>> BEGIN Input
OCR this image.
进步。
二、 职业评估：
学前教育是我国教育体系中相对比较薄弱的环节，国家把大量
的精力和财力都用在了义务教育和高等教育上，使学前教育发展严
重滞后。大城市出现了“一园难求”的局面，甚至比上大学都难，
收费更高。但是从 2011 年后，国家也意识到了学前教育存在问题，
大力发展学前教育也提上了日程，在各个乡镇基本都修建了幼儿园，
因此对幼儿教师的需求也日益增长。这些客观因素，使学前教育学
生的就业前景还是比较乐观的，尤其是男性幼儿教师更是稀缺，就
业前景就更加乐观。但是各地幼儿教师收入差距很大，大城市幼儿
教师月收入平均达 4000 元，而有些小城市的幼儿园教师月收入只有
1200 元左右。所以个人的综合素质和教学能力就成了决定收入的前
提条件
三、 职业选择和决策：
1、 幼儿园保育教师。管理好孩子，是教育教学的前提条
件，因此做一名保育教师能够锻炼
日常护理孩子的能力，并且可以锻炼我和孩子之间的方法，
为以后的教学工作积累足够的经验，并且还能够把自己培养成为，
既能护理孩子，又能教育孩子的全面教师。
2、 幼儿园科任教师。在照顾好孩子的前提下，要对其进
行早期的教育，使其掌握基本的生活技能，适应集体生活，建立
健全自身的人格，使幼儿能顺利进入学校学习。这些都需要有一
>> END Input
§ Directive: Output all of the material exactly as written.

§ Written response:
OCR this image.
进步。
二、 职业评估：
学前教育是我国教育体系中相对比较薄弱的环节，国家把大量
的精力和财力都用在了义务教育和高等教育上，使学前教育发展严
重滞后。大城市出现了“一园难求”的局面，甚至比上大学都难，
收费更高。但是从 2011 年后，国家也意识到了学前教育存在问题，
大力发展学前教育也提上了日程，在各个乡镇基本都修建了幼儿园，
因此对幼儿教师的需求也日益增长。这些客观因素，使学前教育学
生的就业前景还是比较乐观的，尤其是男性幼儿教师更是稀缺，就
业前景就更加乐观。但是各地幼儿教师收入差距很大，大城市幼儿
教师月收入平均达 4000 元，而有些小城市的幼儿园教师月收入只有
1200 元左右。所以个人的综合素质和教学能力就成了决定收入的前
提条件
三、 职业选择和决策：
1、 幼儿园保育教师。管理好孩子，是教育教学的前提条
件，因此做一名保育教师能够锻炼
日常护理孩子的能力，并且可以锻炼我和孩子之间的方法，
为以后的教学工作积累足够的经验，并且还能够把自己培养成为，
既能护理孩子，又能教育孩子的全面教师。
2、 幼儿园科任教师。在照顾好孩子的前提下，要对其进
行早期的教育，使其掌握基本的生活技能，适应集体生活，建立
健全自身的人格，使幼儿能顺利进入学校学习。这些都需要有一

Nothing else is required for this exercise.